▶ **Supplied information**
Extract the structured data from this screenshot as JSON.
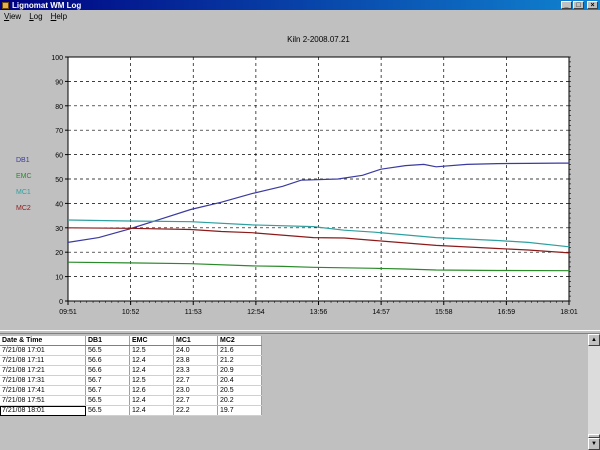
{
  "window": {
    "title": "Lignomat WM Log",
    "controls": {
      "minimize": "_",
      "maximize": "□",
      "close": "×"
    }
  },
  "menu": [
    {
      "label": "View",
      "accel": "V",
      "rest": "iew"
    },
    {
      "label": "Log",
      "accel": "L",
      "rest": "og"
    },
    {
      "label": "Help",
      "accel": "H",
      "rest": "elp"
    }
  ],
  "chart_data": {
    "type": "line",
    "title": "Kiln 2-2008.07.21",
    "xlabel": "",
    "ylabel": "",
    "ylim": [
      0,
      100
    ],
    "y_ticks": [
      0,
      10,
      20,
      30,
      40,
      50,
      60,
      70,
      80,
      90,
      100
    ],
    "x_ticks": [
      "09:51",
      "10:52",
      "11:53",
      "12:54",
      "13:56",
      "14:57",
      "15:58",
      "16:59",
      "18:01"
    ],
    "x_range_hours": [
      0,
      8.1667
    ],
    "grid": true,
    "legend_position": "left",
    "series": [
      {
        "name": "DB1",
        "color": "#3a3aa0",
        "points": [
          [
            0,
            24
          ],
          [
            0.5,
            26
          ],
          [
            1,
            29.5
          ],
          [
            1.5,
            33.5
          ],
          [
            2,
            37.5
          ],
          [
            2.5,
            40.5
          ],
          [
            3,
            44
          ],
          [
            3.5,
            47
          ],
          [
            3.8,
            49.5
          ],
          [
            4.4,
            50
          ],
          [
            4.8,
            51.5
          ],
          [
            5.1,
            54
          ],
          [
            5.5,
            55.5
          ],
          [
            5.8,
            56
          ],
          [
            6,
            55
          ],
          [
            6.5,
            56
          ],
          [
            7,
            56.3
          ],
          [
            7.5,
            56.4
          ],
          [
            8,
            56.5
          ],
          [
            8.17,
            56.5
          ]
        ]
      },
      {
        "name": "EMC",
        "color": "#2a8a2a",
        "points": [
          [
            0,
            15.9
          ],
          [
            1,
            15.6
          ],
          [
            2,
            15.3
          ],
          [
            3,
            14.4
          ],
          [
            3.5,
            14.2
          ],
          [
            4,
            13.8
          ],
          [
            4.5,
            13.6
          ],
          [
            5,
            13.4
          ],
          [
            5.5,
            13.1
          ],
          [
            6,
            12.7
          ],
          [
            7,
            12.5
          ],
          [
            8.17,
            12.4
          ]
        ]
      },
      {
        "name": "MC1",
        "color": "#2f9f9f",
        "points": [
          [
            0,
            33.2
          ],
          [
            1,
            32.8
          ],
          [
            2,
            32.5
          ],
          [
            3,
            31.2
          ],
          [
            4,
            30.5
          ],
          [
            4.5,
            29
          ],
          [
            5,
            28.2
          ],
          [
            6,
            26
          ],
          [
            7,
            24.8
          ],
          [
            7.5,
            24
          ],
          [
            8.17,
            22.2
          ]
        ]
      },
      {
        "name": "MC2",
        "color": "#8b1a1a",
        "points": [
          [
            0,
            30
          ],
          [
            1,
            29.8
          ],
          [
            2,
            29.3
          ],
          [
            2.5,
            28.5
          ],
          [
            3,
            28
          ],
          [
            4,
            26
          ],
          [
            4.5,
            25.8
          ],
          [
            5,
            24.8
          ],
          [
            6,
            22.8
          ],
          [
            7,
            21.5
          ],
          [
            7.5,
            20.9
          ],
          [
            8.17,
            19.7
          ]
        ]
      }
    ]
  },
  "table": {
    "columns": [
      "Date & Time",
      "DB1",
      "EMC",
      "MC1",
      "MC2"
    ],
    "rows": [
      [
        "7/21/08 17:01",
        "56.5",
        "12.5",
        "24.0",
        "21.6"
      ],
      [
        "7/21/08 17:11",
        "56.6",
        "12.4",
        "23.8",
        "21.2"
      ],
      [
        "7/21/08 17:21",
        "56.6",
        "12.4",
        "23.3",
        "20.9"
      ],
      [
        "7/21/08 17:31",
        "56.7",
        "12.5",
        "22.7",
        "20.4"
      ],
      [
        "7/21/08 17:41",
        "56.7",
        "12.6",
        "23.0",
        "20.5"
      ],
      [
        "7/21/08 17:51",
        "56.5",
        "12.4",
        "22.7",
        "20.2"
      ],
      [
        "7/21/08 18:01",
        "56.5",
        "12.4",
        "22.2",
        "19.7"
      ]
    ],
    "selected_row": 6
  },
  "scrollbar": {
    "up_glyph": "▲",
    "down_glyph": "▼"
  }
}
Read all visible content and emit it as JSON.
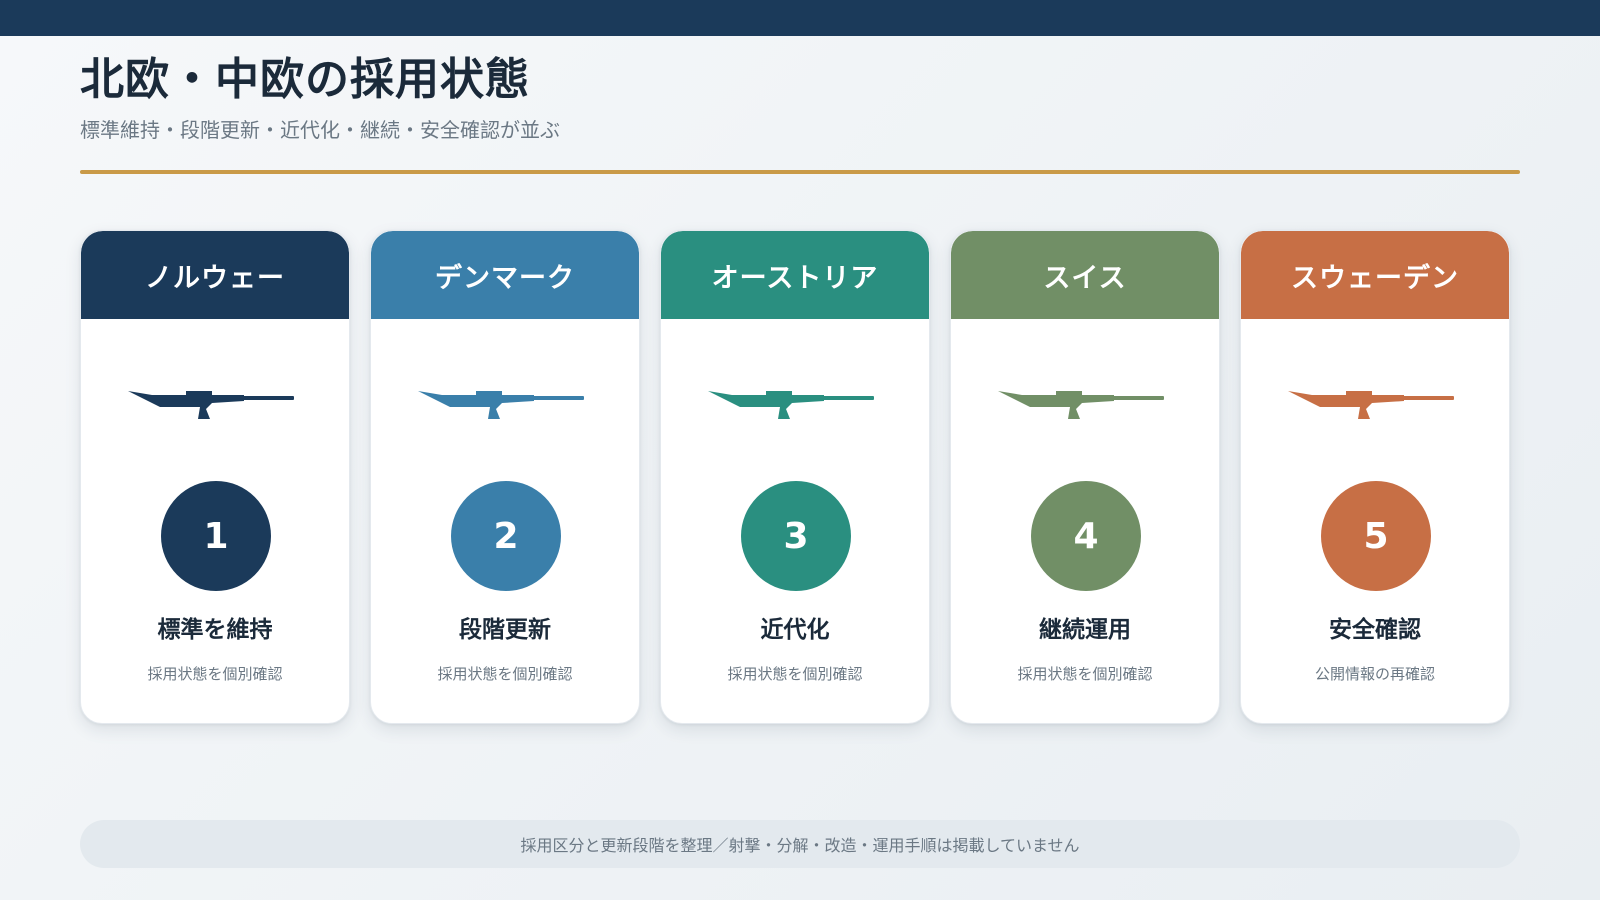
{
  "header": {
    "title": "北欧・中欧の採用状態",
    "subtitle": "標準維持・段階更新・近代化・継続・安全確認が並ぶ"
  },
  "cards": [
    {
      "country": "ノルウェー",
      "number": "1",
      "label": "標準を維持",
      "desc": "採用状態を個別確認",
      "color": "#1b3a5a",
      "icon": "rifle-icon"
    },
    {
      "country": "デンマーク",
      "number": "2",
      "label": "段階更新",
      "desc": "採用状態を個別確認",
      "color": "#3a7faa",
      "icon": "rifle-icon"
    },
    {
      "country": "オーストリア",
      "number": "3",
      "label": "近代化",
      "desc": "採用状態を個別確認",
      "color": "#2a8f80",
      "icon": "rifle-icon"
    },
    {
      "country": "スイス",
      "number": "4",
      "label": "継続運用",
      "desc": "採用状態を個別確認",
      "color": "#718f66",
      "icon": "rifle-icon"
    },
    {
      "country": "スウェーデン",
      "number": "5",
      "label": "安全確認",
      "desc": "公開情報の再確認",
      "color": "#c76f45",
      "icon": "rifle-icon"
    }
  ],
  "footer": {
    "note": "採用区分と更新段階を整理／射撃・分解・改造・運用手順は掲載していません"
  }
}
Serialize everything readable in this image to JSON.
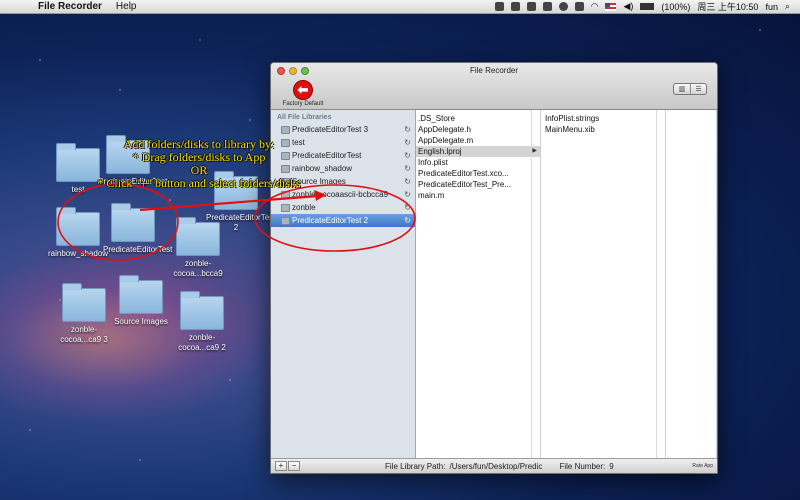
{
  "menubar": {
    "app_name": "File Recorder",
    "help": "Help",
    "battery": "(100%)",
    "clock": "周三 上午10:50",
    "user": "fun"
  },
  "desktop": {
    "folders": [
      {
        "label": "test"
      },
      {
        "label": "PredicateEditorTest"
      },
      {
        "label": "rainbow_shadow"
      },
      {
        "label": "PredicateEditorTest"
      },
      {
        "label": "PredicateEditorTest 2"
      },
      {
        "label": "zonble-cocoa...bcca9"
      },
      {
        "label": "zonble-cocoa...ca9 3"
      },
      {
        "label": "Source Images"
      },
      {
        "label": "zonble-cocoa...ca9 2"
      }
    ]
  },
  "annotation": {
    "line1": "Add folders/disks to library by:",
    "line2": "* Drag folders/disks to App",
    "line3": "OR",
    "line4": "* Click \"+\" button and select folders/disks",
    "color": "#ffe600"
  },
  "window": {
    "title": "File Recorder",
    "toolbar": {
      "factory_default_label": "Factory Default"
    },
    "sidebar": {
      "header": "All File Libraries",
      "items": [
        {
          "label": "PredicateEditorTest 3"
        },
        {
          "label": "test"
        },
        {
          "label": "PredicateEditorTest"
        },
        {
          "label": "rainbow_shadow"
        },
        {
          "label": "Source Images"
        },
        {
          "label": "zonble-cocoaascii-bcbcca9"
        },
        {
          "label": "zonble"
        },
        {
          "label": "PredicateEditorTest 2"
        }
      ],
      "selected_index": 7
    },
    "column1": {
      "items": [
        ".DS_Store",
        "AppDelegate.h",
        "AppDelegate.m",
        "English.lproj",
        "Info.plist",
        "PredicateEditorTest.xco...",
        "PredicateEditorTest_Pre...",
        "main.m"
      ],
      "highlighted_index": 3
    },
    "column2": {
      "items": [
        "InfoPlist.strings",
        "MainMenu.xib"
      ]
    },
    "bottombar": {
      "add_label": "+",
      "remove_label": "−",
      "path_label": "File Library Path:",
      "path_value": "/Users/fun/Desktop/Predic",
      "file_number_label": "File Number:",
      "file_number_value": "9",
      "rate_label": "Rate App"
    }
  }
}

▶ **Exercise requirements**
Each line that contains the word "country" counts toward the total; give only that total.

▶ **Task solution**
5